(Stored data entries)
==============================

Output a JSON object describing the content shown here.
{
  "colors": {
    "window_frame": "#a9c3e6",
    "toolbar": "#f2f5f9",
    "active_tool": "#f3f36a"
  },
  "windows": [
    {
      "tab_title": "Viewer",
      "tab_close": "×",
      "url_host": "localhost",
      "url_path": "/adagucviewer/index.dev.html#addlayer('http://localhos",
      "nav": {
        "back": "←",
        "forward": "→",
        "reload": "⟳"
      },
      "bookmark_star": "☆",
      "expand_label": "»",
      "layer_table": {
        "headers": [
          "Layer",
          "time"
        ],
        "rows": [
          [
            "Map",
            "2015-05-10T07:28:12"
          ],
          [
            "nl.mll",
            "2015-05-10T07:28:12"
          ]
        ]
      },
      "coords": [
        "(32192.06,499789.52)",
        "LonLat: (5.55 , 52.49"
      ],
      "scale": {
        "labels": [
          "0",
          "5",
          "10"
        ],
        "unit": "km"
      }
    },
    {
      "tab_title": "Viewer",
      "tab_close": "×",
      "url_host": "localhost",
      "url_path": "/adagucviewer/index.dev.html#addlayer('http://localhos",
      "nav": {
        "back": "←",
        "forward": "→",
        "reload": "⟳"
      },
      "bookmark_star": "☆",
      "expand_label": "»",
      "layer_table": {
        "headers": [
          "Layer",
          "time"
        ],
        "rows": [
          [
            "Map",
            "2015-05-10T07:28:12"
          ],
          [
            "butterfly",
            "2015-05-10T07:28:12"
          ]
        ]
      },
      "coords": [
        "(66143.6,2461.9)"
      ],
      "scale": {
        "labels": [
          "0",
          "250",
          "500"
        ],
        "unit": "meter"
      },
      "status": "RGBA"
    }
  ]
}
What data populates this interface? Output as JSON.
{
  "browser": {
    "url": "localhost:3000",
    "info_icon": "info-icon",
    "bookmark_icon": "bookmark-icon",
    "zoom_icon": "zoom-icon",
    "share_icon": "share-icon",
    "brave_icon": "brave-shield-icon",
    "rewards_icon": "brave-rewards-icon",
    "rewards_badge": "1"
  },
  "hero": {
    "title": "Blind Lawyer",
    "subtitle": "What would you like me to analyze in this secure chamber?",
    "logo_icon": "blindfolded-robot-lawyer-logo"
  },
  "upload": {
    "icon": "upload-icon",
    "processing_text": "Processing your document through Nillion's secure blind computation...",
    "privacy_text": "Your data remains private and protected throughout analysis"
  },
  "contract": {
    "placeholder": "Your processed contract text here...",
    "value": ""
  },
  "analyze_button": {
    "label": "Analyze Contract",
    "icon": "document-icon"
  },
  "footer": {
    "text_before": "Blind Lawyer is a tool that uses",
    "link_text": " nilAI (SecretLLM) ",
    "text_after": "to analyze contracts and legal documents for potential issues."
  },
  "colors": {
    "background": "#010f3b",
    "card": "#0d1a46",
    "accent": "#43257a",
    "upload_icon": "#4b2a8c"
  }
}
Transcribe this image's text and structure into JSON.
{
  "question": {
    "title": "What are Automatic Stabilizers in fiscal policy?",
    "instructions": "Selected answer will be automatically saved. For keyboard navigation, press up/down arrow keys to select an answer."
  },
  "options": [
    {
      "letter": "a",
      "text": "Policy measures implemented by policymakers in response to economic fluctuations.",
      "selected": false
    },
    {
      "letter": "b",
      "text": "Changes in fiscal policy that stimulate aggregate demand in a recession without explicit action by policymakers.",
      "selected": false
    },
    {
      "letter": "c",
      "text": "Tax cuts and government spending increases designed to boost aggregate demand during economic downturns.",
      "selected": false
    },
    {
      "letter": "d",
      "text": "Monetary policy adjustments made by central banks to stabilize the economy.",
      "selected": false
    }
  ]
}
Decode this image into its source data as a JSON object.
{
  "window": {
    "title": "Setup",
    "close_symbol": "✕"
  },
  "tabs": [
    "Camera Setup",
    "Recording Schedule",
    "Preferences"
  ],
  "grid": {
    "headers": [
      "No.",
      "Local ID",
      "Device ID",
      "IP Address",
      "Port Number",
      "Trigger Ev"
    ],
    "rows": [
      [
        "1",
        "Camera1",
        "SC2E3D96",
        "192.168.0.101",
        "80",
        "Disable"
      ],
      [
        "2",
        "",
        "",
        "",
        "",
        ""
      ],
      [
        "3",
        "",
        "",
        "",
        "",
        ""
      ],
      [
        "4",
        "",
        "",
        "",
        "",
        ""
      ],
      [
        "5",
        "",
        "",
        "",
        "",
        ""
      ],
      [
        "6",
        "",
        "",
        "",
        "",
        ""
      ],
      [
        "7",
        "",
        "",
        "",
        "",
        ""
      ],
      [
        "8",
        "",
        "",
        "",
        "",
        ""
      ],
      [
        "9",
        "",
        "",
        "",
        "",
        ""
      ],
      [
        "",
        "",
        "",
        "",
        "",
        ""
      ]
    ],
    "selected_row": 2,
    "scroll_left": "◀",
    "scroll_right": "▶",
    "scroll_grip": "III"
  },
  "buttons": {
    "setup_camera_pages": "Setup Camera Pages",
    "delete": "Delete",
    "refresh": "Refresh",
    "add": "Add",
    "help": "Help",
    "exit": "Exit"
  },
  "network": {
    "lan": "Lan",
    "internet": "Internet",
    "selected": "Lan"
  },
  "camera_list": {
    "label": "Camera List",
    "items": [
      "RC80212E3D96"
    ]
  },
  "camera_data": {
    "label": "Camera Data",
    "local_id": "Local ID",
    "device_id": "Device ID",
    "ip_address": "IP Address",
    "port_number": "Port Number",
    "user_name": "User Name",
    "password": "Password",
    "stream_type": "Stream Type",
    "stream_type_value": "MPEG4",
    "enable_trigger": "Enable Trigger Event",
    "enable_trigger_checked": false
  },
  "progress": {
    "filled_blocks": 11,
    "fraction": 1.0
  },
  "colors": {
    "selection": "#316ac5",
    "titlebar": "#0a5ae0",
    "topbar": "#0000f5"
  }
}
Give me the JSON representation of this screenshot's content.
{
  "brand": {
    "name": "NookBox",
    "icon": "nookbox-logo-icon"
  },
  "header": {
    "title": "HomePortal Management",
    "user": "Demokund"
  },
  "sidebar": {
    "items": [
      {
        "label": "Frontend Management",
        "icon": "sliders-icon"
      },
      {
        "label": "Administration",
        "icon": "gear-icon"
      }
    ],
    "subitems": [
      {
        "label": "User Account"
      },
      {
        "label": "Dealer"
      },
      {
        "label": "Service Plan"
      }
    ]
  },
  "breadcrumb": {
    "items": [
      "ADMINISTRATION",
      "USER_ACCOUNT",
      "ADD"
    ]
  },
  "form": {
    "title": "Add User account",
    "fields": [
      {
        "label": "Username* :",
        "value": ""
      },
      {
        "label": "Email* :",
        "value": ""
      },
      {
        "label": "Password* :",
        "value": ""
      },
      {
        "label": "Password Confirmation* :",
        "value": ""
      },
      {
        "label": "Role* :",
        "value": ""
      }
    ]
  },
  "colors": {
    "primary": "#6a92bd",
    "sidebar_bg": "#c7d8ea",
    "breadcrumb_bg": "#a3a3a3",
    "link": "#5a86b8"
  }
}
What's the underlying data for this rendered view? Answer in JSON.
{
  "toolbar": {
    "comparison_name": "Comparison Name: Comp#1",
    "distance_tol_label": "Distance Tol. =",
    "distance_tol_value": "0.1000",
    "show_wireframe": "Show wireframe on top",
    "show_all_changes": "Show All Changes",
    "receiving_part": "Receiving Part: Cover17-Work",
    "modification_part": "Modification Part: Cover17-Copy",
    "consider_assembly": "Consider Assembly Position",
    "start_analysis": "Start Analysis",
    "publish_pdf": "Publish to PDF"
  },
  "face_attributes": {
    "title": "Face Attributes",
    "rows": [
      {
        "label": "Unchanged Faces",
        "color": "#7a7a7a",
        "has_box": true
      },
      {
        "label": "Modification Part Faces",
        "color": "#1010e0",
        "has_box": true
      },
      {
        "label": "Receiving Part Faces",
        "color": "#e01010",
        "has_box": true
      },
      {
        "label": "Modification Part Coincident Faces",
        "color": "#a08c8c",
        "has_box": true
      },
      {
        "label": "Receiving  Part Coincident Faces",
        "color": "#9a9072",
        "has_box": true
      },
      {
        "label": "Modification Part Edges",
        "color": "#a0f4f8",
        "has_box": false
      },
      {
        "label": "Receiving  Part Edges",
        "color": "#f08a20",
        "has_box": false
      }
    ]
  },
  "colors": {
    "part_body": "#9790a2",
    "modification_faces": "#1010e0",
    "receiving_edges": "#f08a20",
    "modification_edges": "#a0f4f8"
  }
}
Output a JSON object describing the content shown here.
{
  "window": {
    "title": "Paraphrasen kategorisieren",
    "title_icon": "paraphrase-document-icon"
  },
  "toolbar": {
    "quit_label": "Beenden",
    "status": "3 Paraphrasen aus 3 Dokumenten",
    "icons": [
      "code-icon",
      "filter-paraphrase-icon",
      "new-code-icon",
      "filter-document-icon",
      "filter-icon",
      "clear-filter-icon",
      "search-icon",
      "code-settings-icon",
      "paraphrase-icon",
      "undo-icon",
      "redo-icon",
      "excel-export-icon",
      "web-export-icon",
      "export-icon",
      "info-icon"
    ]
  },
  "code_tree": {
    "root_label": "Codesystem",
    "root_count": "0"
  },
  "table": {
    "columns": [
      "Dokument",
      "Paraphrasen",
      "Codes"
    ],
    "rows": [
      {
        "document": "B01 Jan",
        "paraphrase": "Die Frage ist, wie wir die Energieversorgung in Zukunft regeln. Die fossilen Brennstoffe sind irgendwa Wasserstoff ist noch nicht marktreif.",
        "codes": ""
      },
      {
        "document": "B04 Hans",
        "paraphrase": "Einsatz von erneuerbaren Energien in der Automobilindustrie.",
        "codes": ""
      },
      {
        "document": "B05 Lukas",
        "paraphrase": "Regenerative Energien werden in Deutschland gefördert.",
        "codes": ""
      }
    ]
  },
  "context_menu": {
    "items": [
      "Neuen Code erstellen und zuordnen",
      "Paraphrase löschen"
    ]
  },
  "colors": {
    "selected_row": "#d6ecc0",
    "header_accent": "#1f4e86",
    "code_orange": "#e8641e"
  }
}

==============================

_REQUIREMENT_
Look through the data above. Copy every line with the string "Energien" in it.

_EXERCISE SOLUTION_
        "paraphrase": "Einsatz von erneuerbaren Energien in der Automobilindustrie.",
        "paraphrase": "Regenerative Energien werden in Deutschland gefördert.",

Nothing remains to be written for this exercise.